(Element and region listings)
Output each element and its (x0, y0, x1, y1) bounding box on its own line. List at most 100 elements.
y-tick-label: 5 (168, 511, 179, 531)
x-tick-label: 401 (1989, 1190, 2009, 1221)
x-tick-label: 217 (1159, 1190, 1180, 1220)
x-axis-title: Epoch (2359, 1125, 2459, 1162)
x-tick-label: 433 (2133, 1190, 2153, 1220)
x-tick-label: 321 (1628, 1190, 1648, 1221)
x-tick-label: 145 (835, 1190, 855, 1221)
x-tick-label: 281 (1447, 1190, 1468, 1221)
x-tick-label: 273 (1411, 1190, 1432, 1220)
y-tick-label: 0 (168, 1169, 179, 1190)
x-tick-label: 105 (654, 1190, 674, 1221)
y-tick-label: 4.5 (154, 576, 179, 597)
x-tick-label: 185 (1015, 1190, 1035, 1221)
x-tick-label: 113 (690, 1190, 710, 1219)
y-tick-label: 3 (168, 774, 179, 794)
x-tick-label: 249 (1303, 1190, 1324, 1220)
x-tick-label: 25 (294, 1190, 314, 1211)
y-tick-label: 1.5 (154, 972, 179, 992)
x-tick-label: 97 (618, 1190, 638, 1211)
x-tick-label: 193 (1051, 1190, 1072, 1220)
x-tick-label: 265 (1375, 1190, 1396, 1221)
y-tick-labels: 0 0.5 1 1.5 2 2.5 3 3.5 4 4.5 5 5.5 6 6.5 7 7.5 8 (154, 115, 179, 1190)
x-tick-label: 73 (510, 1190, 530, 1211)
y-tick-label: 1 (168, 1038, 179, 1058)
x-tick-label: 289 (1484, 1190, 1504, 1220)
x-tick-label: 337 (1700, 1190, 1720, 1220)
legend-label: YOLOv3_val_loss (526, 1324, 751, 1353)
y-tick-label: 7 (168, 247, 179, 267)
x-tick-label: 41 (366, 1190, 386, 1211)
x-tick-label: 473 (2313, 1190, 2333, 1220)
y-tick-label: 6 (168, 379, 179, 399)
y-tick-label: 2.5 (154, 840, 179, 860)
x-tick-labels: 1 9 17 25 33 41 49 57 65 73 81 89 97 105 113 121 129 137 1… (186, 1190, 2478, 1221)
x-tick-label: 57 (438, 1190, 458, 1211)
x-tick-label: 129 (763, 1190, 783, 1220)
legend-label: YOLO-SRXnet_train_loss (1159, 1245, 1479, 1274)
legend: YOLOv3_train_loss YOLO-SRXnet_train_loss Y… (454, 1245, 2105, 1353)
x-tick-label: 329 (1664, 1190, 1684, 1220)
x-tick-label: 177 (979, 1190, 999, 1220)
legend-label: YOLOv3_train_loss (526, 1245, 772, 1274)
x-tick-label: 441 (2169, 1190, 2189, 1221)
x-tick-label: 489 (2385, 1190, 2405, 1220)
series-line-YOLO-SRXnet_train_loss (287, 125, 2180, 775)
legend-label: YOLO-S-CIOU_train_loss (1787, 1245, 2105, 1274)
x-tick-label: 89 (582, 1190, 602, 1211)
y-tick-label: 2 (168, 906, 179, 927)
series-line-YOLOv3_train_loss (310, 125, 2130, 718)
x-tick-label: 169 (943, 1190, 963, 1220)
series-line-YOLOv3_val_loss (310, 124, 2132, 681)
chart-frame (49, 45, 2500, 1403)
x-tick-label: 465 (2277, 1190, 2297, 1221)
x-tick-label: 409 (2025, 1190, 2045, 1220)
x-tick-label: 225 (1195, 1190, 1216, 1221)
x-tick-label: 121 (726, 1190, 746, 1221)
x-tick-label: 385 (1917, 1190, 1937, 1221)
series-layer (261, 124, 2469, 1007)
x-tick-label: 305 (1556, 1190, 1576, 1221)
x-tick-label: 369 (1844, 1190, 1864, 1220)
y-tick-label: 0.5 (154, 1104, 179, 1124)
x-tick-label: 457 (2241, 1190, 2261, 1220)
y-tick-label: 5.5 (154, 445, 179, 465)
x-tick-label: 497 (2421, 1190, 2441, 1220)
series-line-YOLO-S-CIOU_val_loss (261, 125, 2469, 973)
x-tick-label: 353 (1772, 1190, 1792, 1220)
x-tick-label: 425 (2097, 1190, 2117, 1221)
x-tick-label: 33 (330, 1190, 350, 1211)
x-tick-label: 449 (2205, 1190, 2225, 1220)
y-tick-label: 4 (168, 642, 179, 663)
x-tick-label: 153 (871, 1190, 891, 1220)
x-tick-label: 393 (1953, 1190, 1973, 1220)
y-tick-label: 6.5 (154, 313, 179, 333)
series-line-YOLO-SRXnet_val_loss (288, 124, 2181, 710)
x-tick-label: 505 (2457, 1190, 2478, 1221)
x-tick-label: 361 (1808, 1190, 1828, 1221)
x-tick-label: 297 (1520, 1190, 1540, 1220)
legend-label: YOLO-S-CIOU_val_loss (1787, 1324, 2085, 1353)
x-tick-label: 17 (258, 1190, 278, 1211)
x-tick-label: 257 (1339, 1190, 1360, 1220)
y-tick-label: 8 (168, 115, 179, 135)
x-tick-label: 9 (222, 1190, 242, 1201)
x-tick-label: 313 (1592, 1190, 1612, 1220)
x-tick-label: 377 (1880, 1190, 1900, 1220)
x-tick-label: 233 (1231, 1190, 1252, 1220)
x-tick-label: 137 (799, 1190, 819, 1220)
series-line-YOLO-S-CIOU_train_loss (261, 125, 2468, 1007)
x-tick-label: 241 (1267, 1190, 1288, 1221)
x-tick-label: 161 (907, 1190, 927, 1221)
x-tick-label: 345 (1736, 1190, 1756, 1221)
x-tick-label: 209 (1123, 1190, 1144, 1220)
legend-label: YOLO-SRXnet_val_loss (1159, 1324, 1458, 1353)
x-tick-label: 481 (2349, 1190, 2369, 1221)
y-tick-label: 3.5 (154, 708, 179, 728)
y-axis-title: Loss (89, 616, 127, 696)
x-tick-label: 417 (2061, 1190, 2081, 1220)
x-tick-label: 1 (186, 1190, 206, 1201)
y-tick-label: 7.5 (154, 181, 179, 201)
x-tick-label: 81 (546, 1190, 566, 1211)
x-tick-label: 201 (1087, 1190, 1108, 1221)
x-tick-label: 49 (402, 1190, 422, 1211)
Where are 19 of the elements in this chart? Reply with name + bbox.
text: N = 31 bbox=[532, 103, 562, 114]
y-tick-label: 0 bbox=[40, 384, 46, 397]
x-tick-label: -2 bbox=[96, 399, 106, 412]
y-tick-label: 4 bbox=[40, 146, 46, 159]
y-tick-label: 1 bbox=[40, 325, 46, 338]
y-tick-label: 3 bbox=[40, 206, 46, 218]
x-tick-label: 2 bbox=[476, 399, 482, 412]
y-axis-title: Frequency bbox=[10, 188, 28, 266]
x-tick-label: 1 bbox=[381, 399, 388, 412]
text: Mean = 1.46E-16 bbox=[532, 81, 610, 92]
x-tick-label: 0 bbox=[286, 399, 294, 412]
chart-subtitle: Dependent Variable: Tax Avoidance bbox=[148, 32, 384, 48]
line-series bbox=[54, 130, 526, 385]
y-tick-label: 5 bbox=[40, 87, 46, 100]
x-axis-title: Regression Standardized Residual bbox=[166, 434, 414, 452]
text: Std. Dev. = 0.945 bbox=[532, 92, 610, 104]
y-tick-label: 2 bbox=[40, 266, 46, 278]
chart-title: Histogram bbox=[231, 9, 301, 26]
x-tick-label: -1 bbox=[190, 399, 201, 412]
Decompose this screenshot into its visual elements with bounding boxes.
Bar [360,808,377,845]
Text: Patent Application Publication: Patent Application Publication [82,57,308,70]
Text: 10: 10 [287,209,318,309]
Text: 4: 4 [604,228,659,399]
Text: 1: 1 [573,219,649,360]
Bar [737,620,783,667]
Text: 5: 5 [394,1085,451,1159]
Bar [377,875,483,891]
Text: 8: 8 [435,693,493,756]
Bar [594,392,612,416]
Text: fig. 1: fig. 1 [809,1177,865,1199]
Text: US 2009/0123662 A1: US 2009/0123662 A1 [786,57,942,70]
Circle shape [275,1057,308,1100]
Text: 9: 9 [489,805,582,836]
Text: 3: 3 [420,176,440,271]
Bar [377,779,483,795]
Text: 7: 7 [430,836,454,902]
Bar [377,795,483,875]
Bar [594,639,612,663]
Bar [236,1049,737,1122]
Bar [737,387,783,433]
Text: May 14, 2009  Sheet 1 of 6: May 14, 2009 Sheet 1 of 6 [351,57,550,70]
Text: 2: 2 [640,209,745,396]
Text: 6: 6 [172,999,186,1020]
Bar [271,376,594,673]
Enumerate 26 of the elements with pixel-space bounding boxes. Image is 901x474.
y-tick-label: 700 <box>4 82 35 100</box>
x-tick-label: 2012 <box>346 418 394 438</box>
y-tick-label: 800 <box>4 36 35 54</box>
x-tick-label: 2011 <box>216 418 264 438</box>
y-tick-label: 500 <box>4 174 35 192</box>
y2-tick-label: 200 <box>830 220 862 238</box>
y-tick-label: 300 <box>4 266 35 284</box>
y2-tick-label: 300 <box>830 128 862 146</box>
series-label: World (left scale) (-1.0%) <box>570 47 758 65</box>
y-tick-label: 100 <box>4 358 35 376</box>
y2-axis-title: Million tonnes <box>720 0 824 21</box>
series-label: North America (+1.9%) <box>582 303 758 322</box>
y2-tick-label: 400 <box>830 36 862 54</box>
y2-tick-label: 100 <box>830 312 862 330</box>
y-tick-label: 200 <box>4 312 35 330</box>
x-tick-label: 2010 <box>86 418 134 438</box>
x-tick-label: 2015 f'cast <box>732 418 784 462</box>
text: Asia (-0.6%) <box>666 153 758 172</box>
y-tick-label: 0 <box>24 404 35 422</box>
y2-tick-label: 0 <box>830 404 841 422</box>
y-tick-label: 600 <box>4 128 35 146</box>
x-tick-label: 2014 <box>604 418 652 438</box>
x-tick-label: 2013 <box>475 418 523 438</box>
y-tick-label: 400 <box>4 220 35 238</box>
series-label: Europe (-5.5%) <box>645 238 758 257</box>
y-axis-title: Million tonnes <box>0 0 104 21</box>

#### Goal of the exercise:
Reproduce word for word everything in the lines above, from the first line down to the one containing "x-tick-label: 129 (763, 1190, 783, 1220)", both included.

#### Finished answer:
Output each element and its (x0, y0, x1, y1) bounding box on its own line. List at most 100 elements.
y-tick-label: 5 (168, 511, 179, 531)
x-tick-label: 401 (1989, 1190, 2009, 1221)
x-tick-label: 217 (1159, 1190, 1180, 1220)
x-axis-title: Epoch (2359, 1125, 2459, 1162)
x-tick-label: 433 (2133, 1190, 2153, 1220)
x-tick-label: 321 (1628, 1190, 1648, 1221)
x-tick-label: 145 (835, 1190, 855, 1221)
x-tick-label: 281 (1447, 1190, 1468, 1221)
x-tick-label: 273 (1411, 1190, 1432, 1220)
y-tick-label: 0 (168, 1169, 179, 1190)
x-tick-label: 105 (654, 1190, 674, 1221)
y-tick-label: 4.5 (154, 576, 179, 597)
x-tick-label: 185 (1015, 1190, 1035, 1221)
x-tick-label: 113 (690, 1190, 710, 1219)
y-tick-label: 3 (168, 774, 179, 794)
x-tick-label: 249 (1303, 1190, 1324, 1220)
x-tick-label: 25 (294, 1190, 314, 1211)
y-tick-label: 1.5 (154, 972, 179, 992)
x-tick-label: 97 (618, 1190, 638, 1211)
x-tick-label: 193 (1051, 1190, 1072, 1220)
x-tick-label: 265 (1375, 1190, 1396, 1221)
y-tick-labels: 0 0.5 1 1.5 2 2.5 3 3.5 4 4.5 5 5.5 6 6.5 7 7.5 8 (154, 115, 179, 1190)
x-tick-label: 73 (510, 1190, 530, 1211)
y-tick-label: 1 (168, 1038, 179, 1058)
x-tick-label: 289 (1484, 1190, 1504, 1220)
x-tick-label: 337 (1700, 1190, 1720, 1220)
legend-label: YOLOv3_val_loss (526, 1324, 751, 1353)
y-tick-label: 7 (168, 247, 179, 267)
x-tick-label: 41 (366, 1190, 386, 1211)
x-tick-label: 473 (2313, 1190, 2333, 1220)
y-tick-label: 6 (168, 379, 179, 399)
y-tick-label: 2.5 (154, 840, 179, 860)
x-tick-labels: 1 9 17 25 33 41 49 57 65 73 81 89 97 105 113 121 129 137 1… (186, 1190, 2478, 1221)
x-tick-label: 57 (438, 1190, 458, 1211)
x-tick-label: 129 (763, 1190, 783, 1220)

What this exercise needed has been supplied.